Task:
Copy out each line containing "COINBASE" from the entries below.

═════ Information given ═════

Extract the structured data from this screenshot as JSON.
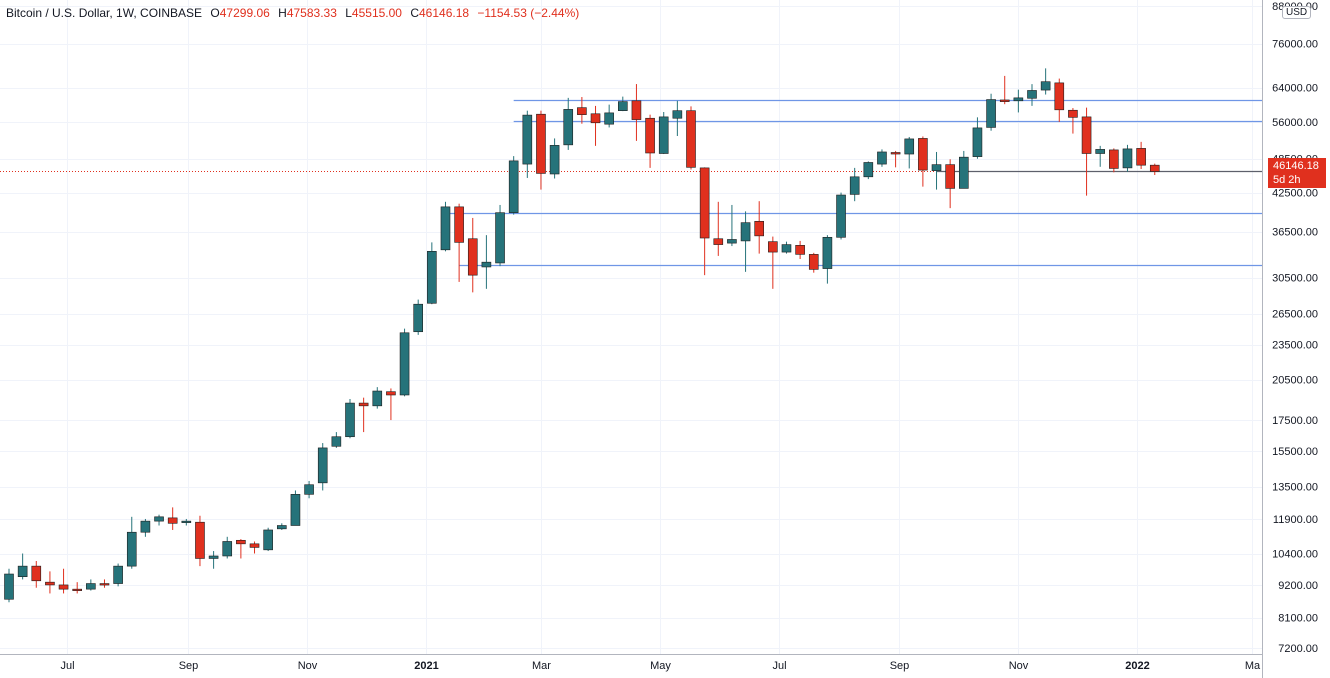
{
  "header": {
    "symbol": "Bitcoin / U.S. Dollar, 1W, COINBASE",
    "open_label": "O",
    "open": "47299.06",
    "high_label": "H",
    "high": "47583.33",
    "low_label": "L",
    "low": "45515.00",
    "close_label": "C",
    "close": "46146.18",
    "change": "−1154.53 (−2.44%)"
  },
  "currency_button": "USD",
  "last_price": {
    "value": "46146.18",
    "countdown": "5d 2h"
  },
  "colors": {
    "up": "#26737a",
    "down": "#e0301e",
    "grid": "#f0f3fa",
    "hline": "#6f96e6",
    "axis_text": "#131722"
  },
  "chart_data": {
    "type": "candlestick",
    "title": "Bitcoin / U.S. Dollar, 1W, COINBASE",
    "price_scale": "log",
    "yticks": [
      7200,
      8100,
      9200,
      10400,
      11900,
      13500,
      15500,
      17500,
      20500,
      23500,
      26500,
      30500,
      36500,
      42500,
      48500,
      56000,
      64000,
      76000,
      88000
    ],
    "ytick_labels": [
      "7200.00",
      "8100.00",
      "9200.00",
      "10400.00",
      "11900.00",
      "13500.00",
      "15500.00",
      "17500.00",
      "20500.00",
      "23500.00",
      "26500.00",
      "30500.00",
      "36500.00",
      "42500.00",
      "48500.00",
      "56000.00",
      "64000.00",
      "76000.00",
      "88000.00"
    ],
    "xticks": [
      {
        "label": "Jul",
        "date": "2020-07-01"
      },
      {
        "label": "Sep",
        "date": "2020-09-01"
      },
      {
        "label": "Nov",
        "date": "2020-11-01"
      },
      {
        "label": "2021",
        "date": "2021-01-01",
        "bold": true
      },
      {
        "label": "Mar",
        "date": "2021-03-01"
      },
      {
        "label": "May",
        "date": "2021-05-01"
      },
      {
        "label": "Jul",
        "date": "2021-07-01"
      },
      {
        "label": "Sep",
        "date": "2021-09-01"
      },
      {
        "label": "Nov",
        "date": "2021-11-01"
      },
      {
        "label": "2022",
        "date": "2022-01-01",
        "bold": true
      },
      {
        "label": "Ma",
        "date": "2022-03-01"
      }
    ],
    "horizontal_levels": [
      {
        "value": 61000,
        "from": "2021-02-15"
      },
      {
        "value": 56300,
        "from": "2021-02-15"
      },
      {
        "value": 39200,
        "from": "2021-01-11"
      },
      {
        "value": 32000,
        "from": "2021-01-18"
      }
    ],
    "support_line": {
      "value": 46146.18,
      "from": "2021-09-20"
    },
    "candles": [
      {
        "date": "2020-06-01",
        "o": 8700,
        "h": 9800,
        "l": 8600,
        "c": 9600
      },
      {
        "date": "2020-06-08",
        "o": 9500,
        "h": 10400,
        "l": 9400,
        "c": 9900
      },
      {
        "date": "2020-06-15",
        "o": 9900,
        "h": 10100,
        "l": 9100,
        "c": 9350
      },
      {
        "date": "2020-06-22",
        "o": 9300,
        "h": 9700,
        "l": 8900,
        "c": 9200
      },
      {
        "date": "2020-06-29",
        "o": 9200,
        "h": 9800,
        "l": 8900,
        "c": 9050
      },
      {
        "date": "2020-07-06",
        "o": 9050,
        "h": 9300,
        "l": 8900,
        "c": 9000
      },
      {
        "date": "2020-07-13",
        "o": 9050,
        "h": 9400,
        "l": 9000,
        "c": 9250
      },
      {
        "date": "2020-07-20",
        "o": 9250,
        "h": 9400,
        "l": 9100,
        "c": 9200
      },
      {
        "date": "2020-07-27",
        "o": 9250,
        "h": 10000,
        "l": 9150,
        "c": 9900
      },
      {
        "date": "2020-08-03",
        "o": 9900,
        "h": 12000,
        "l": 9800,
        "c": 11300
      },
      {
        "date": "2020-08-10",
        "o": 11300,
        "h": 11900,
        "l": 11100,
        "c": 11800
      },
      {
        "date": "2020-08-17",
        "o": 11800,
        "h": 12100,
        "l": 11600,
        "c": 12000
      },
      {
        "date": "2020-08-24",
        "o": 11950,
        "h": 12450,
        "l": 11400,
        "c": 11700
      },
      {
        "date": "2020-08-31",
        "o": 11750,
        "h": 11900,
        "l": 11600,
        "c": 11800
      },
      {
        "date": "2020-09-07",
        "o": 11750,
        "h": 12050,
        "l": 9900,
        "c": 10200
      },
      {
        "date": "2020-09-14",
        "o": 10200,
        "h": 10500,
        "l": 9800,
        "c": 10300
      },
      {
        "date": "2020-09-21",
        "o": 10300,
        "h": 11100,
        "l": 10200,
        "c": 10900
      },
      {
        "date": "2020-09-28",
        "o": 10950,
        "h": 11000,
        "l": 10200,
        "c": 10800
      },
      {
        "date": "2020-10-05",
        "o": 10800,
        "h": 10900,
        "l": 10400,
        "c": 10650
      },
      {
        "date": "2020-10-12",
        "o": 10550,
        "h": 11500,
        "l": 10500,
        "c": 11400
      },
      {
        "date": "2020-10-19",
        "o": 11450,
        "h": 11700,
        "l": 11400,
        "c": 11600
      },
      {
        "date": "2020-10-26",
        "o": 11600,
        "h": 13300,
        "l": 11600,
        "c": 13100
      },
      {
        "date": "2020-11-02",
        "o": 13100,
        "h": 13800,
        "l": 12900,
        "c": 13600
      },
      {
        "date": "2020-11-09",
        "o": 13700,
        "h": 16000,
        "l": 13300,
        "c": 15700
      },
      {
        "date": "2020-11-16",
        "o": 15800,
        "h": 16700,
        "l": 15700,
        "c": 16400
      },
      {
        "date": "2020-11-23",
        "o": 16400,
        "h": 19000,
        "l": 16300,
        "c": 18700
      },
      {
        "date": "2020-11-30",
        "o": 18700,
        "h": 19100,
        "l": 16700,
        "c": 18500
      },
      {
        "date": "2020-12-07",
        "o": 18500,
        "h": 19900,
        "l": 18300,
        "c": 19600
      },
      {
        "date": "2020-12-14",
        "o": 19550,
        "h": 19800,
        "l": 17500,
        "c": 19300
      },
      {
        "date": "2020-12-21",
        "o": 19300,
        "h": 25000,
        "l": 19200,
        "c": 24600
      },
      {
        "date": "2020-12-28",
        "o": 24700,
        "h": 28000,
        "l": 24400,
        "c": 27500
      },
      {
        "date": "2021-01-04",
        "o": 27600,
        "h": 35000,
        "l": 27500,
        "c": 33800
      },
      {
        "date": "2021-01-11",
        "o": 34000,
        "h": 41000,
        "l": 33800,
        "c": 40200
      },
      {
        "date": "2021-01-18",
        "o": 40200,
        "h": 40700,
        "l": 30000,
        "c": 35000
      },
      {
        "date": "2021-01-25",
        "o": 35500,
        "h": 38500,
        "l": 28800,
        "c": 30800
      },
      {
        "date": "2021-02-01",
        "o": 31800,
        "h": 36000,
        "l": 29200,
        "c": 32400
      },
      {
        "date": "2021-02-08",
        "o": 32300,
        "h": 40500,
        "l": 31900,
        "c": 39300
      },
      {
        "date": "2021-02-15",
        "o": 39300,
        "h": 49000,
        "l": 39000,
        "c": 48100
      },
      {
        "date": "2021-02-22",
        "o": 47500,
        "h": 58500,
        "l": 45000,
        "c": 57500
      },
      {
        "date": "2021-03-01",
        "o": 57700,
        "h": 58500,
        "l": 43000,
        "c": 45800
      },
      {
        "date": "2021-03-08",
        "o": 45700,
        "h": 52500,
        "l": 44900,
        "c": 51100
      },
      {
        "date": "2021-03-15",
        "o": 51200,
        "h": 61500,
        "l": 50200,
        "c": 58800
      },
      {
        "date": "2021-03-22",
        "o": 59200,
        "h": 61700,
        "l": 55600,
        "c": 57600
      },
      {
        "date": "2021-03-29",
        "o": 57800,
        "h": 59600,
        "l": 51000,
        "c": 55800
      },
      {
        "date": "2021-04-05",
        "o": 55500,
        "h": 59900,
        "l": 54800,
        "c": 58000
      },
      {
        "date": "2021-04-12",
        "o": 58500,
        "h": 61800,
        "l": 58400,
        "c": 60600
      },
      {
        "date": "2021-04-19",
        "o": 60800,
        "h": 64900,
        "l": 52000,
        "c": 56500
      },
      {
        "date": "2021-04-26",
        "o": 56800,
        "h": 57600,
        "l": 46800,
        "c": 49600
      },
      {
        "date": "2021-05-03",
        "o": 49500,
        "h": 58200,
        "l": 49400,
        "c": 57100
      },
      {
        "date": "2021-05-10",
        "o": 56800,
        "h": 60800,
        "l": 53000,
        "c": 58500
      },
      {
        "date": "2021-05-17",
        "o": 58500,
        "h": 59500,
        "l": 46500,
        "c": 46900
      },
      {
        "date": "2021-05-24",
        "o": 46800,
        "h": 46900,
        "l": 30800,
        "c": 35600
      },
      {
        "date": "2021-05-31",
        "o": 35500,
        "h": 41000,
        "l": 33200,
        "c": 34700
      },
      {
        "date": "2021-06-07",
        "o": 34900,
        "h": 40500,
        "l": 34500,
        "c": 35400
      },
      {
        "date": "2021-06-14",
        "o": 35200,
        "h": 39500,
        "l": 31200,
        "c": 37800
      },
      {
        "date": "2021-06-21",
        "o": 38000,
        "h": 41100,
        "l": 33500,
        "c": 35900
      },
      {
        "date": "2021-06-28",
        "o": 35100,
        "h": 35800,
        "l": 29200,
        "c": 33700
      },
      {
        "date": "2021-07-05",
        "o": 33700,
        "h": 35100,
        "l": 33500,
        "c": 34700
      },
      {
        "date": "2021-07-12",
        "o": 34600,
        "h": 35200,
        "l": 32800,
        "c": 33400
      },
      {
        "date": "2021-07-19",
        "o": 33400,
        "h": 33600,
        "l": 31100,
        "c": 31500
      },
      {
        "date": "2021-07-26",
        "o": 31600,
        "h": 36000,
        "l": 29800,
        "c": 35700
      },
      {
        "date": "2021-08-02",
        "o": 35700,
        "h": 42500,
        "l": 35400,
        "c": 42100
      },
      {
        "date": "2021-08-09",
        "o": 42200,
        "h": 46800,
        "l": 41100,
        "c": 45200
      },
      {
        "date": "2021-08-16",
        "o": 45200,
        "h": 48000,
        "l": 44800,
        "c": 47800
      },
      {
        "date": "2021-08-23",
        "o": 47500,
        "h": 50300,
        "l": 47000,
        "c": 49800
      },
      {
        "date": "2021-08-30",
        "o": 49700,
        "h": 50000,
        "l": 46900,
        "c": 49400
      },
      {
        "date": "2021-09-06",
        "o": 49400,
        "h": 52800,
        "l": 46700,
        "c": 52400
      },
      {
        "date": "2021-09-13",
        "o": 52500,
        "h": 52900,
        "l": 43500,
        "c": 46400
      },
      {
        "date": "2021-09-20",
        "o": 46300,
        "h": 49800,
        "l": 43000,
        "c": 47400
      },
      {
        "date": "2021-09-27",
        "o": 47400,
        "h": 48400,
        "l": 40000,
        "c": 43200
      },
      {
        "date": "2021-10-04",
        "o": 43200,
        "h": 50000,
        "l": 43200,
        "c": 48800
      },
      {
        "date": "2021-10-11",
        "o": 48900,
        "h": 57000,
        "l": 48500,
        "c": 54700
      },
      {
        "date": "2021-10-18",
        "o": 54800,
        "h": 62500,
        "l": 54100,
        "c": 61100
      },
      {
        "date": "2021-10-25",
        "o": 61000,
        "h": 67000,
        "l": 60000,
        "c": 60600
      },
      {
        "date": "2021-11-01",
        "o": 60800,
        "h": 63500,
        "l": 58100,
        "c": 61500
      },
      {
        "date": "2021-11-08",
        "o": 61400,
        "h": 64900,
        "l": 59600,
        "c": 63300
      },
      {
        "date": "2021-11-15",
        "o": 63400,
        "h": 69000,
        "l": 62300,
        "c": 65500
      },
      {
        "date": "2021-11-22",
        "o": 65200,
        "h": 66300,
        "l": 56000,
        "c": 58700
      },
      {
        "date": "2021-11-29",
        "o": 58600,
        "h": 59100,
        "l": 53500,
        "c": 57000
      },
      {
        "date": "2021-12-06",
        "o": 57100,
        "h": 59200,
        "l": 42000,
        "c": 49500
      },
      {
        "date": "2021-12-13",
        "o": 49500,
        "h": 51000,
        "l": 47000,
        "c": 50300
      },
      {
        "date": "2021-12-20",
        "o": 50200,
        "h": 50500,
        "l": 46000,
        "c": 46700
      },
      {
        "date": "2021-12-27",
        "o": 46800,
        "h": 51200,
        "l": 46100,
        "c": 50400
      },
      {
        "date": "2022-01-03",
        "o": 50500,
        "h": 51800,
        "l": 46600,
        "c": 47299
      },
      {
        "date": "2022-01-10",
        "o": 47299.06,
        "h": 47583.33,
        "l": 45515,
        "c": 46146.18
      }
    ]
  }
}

═════

Response for this exercise:
    "symbol": "Bitcoin / U.S. Dollar, 1W, COINBASE",
    "title": "Bitcoin / U.S. Dollar, 1W, COINBASE",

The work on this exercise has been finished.